EXERCISE PROMPT – Copy down all of the data underneath, exactly as shown.

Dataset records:
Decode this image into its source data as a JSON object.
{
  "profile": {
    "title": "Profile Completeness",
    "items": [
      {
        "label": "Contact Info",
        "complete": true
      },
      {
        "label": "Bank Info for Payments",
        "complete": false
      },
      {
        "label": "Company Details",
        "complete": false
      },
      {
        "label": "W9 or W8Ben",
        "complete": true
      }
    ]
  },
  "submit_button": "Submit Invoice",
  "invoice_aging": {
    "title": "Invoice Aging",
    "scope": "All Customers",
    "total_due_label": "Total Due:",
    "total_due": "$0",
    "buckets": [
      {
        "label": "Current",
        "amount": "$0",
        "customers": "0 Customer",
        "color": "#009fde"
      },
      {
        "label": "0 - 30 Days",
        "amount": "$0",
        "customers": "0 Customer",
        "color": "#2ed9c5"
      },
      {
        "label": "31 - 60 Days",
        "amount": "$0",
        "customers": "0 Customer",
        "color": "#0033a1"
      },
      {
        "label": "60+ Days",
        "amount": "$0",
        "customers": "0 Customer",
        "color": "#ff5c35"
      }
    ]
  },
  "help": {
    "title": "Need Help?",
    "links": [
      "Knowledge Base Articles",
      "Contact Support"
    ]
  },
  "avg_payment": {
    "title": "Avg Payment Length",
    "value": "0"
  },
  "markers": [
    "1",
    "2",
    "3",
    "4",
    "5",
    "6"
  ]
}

RESPONSE –
Decode this image into its source data as a JSON object.
{
  "profile": {
    "title": "Profile Completeness",
    "items": [
      {
        "label": "Contact Info",
        "complete": true
      },
      {
        "label": "Bank Info for Payments",
        "complete": false
      },
      {
        "label": "Company Details",
        "complete": false
      },
      {
        "label": "W9 or W8Ben",
        "complete": true
      }
    ]
  },
  "submit_button": "Submit Invoice",
  "invoice_aging": {
    "title": "Invoice Aging",
    "scope": "All Customers",
    "total_due_label": "Total Due:",
    "total_due": "$0",
    "buckets": [
      {
        "label": "Current",
        "amount": "$0",
        "customers": "0 Customer",
        "color": "#009fde"
      },
      {
        "label": "0 - 30 Days",
        "amount": "$0",
        "customers": "0 Customer",
        "color": "#2ed9c5"
      },
      {
        "label": "31 - 60 Days",
        "amount": "$0",
        "customers": "0 Customer",
        "color": "#0033a1"
      },
      {
        "label": "60+ Days",
        "amount": "$0",
        "customers": "0 Customer",
        "color": "#ff5c35"
      }
    ]
  },
  "help": {
    "title": "Need Help?",
    "links": [
      "Knowledge Base Articles",
      "Contact Support"
    ]
  },
  "avg_payment": {
    "title": "Avg Payment Length",
    "value": "0"
  },
  "markers": [
    "1",
    "2",
    "3",
    "4",
    "5",
    "6"
  ]
}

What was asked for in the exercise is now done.